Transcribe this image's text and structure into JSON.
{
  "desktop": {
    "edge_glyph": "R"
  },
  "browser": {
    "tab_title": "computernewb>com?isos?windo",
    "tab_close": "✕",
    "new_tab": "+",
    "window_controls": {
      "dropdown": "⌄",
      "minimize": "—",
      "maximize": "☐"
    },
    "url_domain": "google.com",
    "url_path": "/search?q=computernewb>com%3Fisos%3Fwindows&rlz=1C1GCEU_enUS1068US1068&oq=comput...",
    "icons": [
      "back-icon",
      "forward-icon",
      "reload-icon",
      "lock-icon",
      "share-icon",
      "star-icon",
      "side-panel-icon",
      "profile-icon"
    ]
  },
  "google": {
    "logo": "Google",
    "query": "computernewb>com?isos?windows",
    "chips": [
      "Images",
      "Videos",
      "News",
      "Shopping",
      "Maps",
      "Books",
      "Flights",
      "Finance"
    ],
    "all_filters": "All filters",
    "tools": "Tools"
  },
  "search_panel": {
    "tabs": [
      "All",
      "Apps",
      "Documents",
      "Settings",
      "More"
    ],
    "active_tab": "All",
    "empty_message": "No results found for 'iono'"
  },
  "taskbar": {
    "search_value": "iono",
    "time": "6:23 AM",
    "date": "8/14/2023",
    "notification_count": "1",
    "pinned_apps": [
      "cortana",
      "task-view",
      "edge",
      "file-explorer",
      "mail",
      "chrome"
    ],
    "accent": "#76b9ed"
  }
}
::::::::
**Exercise description**
Retype the material above, line by line, exactly.

**Reply to the task**
Transcribe this image's text and structure into JSON.
{
  "desktop": {
    "edge_glyph": "R"
  },
  "browser": {
    "tab_title": "computernewb>com?isos?windo",
    "tab_close": "✕",
    "new_tab": "+",
    "window_controls": {
      "dropdown": "⌄",
      "minimize": "—",
      "maximize": "☐"
    },
    "url_domain": "google.com",
    "url_path": "/search?q=computernewb>com%3Fisos%3Fwindows&rlz=1C1GCEU_enUS1068US1068&oq=comput...",
    "icons": [
      "back-icon",
      "forward-icon",
      "reload-icon",
      "lock-icon",
      "share-icon",
      "star-icon",
      "side-panel-icon",
      "profile-icon"
    ]
  },
  "google": {
    "logo": "Google",
    "query": "computernewb>com?isos?windows",
    "chips": [
      "Images",
      "Videos",
      "News",
      "Shopping",
      "Maps",
      "Books",
      "Flights",
      "Finance"
    ],
    "all_filters": "All filters",
    "tools": "Tools"
  },
  "search_panel": {
    "tabs": [
      "All",
      "Apps",
      "Documents",
      "Settings",
      "More"
    ],
    "active_tab": "All",
    "empty_message": "No results found for 'iono'"
  },
  "taskbar": {
    "search_value": "iono",
    "time": "6:23 AM",
    "date": "8/14/2023",
    "notification_count": "1",
    "pinned_apps": [
      "cortana",
      "task-view",
      "edge",
      "file-explorer",
      "mail",
      "chrome"
    ],
    "accent": "#76b9ed"
  }
}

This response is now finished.